··· Input material ···

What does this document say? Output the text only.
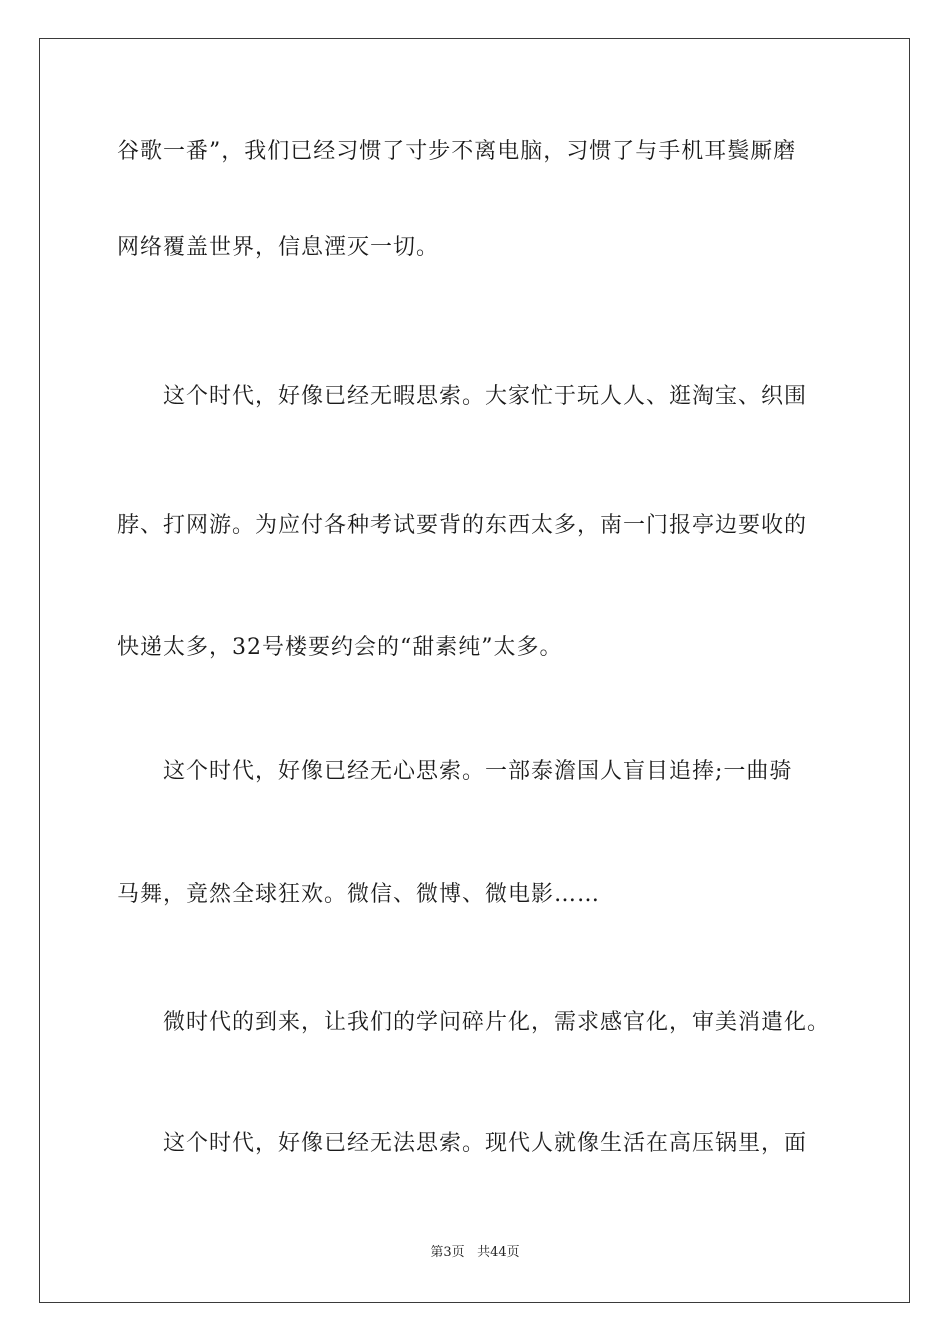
谷歌一番”，我们已经习惯了寸步不离电脑，习惯了与手机耳鬓厮磨
网络覆盖世界，信息湮灭一切。
这个时代，好像已经无暇思索。大家忙于玩人人、逛淘宝、织围
脖、打网游。为应付各种考试要背的东西太多，南一门报亭边要收的
快递太多，32号楼要约会的“甜素纯”太多。
这个时代，好像已经无心思索。一部泰澹国人盲目追捧;一曲骑
马舞，竟然全球狂欢。微信、微博、微电影……
微时代的到来，让我们的学问碎片化，需求感官化，审美消遣化。
这个时代，好像已经无法思索。现代人就像生活在高压锅里，面
第3页 共44页
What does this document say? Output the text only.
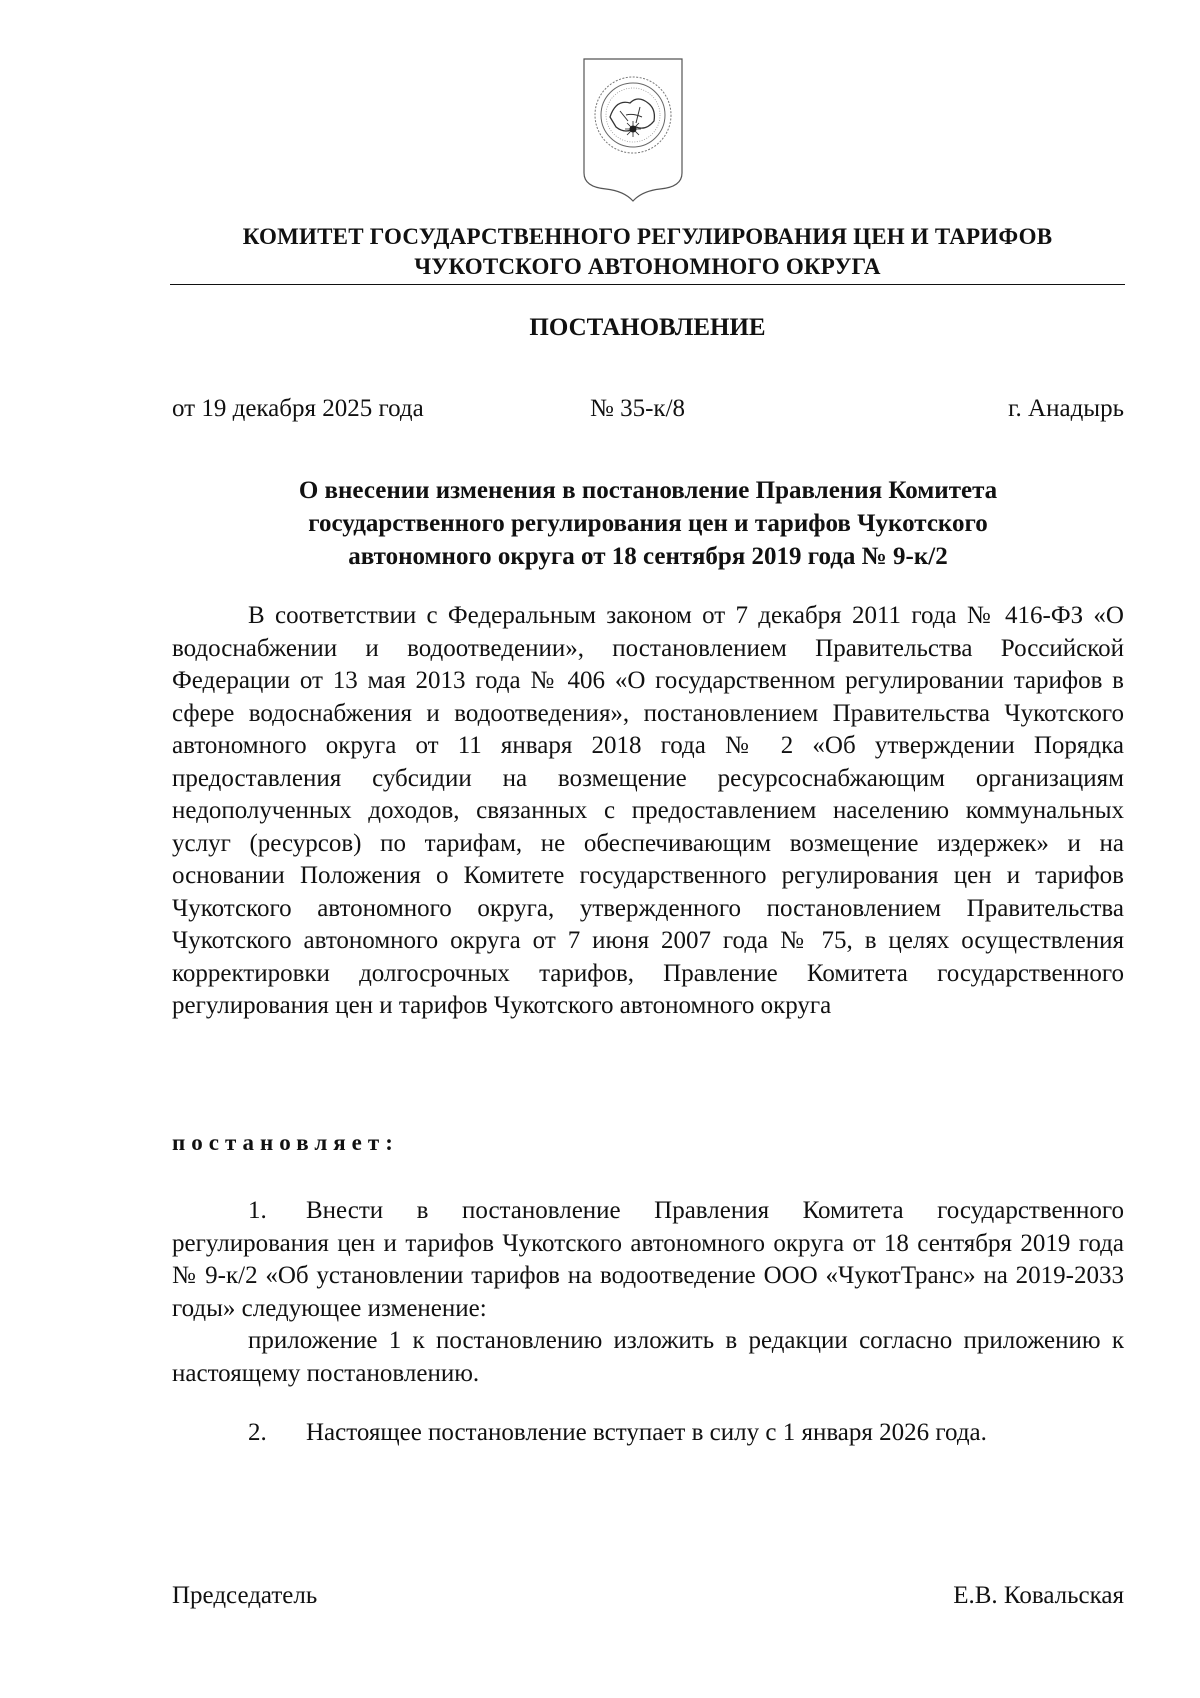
КОМИТЕТ ГОСУДАРСТВЕННОГО РЕГУЛИРОВАНИЯ ЦЕН И ТАРИФОВ
ЧУКОТСКОГО АВТОНОМНОГО ОКРУГА
ПОСТАНОВЛЕНИЕ
от 19 декабря 2025 года	№ 35-к/8	г. Анадырь
О внесении изменения в постановление Правления Комитета
государственного регулирования цен и тарифов Чукотского
автономного округа от 18 сентября 2019 года № 9-к/2
В соответствии с Федеральным законом от 7 декабря 2011 года № 416-ФЗ «О водоснабжении и водоотведении», постановлением Правительства Российской Федерации от 13 мая 2013 года № 406 «О государственном регулировании тарифов в сфере водоснабжения и водоотведения», постановлением Правительства Чукотского автономного округа от 11 января 2018 года № 2 «Об утверждении Порядка предоставления субсидии на возмещение ресурсоснабжающим организациям недополученных доходов, связанных с предоставлением населению коммунальных услуг (ресурсов) по тарифам, не обеспечивающим возмещение издержек» и на основании Положения о Комитете государственного регулирования цен и тарифов Чукотского автономного округа, утвержденного постановлением Правительства Чукотского автономного округа от 7 июня 2007 года № 75, в целях осуществления корректировки долгосрочных тарифов, Правление Комитета государственного регулирования цен и тарифов Чукотского автономного округа
постановляет:
1. Внести в постановление Правления Комитета государственного регулирования цен и тарифов Чукотского автономного округа от 18 сентября 2019 года № 9-к/2 «Об установлении тарифов на водоотведение ООО «ЧукотТранс» на 2019-2033 годы» следующее изменение:
приложение 1 к постановлению изложить в редакции согласно приложению к настоящему постановлению.
2. Настоящее постановление вступает в силу с 1 января 2026 года.
Председатель	Е.В. Ковальская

···

→ **What to produce**:
Print the whole listing above once more, word for word, without its pictures.

→ **Worked solution**:
What does this document say? Output the text only.
谷歌一番”，我们已经习惯了寸步不离电脑，习惯了与手机耳鬓厮磨
网络覆盖世界，信息湮灭一切。
这个时代，好像已经无暇思索。大家忙于玩人人、逛淘宝、织围
脖、打网游。为应付各种考试要背的东西太多，南一门报亭边要收的
快递太多，32号楼要约会的“甜素纯”太多。
这个时代，好像已经无心思索。一部泰澹国人盲目追捧;一曲骑
马舞，竟然全球狂欢。微信、微博、微电影……
微时代的到来，让我们的学问碎片化，需求感官化，审美消遣化。
这个时代，好像已经无法思索。现代人就像生活在高压锅里，面
第3页 共44页
What does this document say? Output the text only.
КОМИТЕТ ГОСУДАРСТВЕННОГО РЕГУЛИРОВАНИЯ ЦЕН И ТАРИФОВ
ЧУКОТСКОГО АВТОНОМНОГО ОКРУГА
ПОСТАНОВЛЕНИЕ
от 19 декабря 2025 года	№ 35-к/8	г. Анадырь
О внесении изменения в постановление Правления Комитета
государственного регулирования цен и тарифов Чукотского
автономного округа от 18 сентября 2019 года № 9-к/2
В соответствии с Федеральным законом от 7 декабря 2011 года № 416-ФЗ «О водоснабжении и водоотведении», постановлением Правительства Российской Федерации от 13 мая 2013 года № 406 «О государственном регулировании тарифов в сфере водоснабжения и водоотведения», постановлением Правительства Чукотского автономного округа от 11 января 2018 года № 2 «Об утверждении Порядка предоставления субсидии на возмещение ресурсоснабжающим организациям недополученных доходов, связанных с предоставлением населению коммунальных услуг (ресурсов) по тарифам, не обеспечивающим возмещение издержек» и на основании Положения о Комитете государственного регулирования цен и тарифов Чукотского автономного округа, утвержденного постановлением Правительства Чукотского автономного округа от 7 июня 2007 года № 75, в целях осуществления корректировки долгосрочных тарифов, Правление Комитета государственного регулирования цен и тарифов Чукотского автономного округа
постановляет:
1. Внести в постановление Правления Комитета государственного регулирования цен и тарифов Чукотского автономного округа от 18 сентября 2019 года № 9-к/2 «Об установлении тарифов на водоотведение ООО «ЧукотТранс» на 2019-2033 годы» следующее изменение:
приложение 1 к постановлению изложить в редакции согласно приложению к настоящему постановлению.
2. Настоящее постановление вступает в силу с 1 января 2026 года.
Председатель	Е.В. Ковальская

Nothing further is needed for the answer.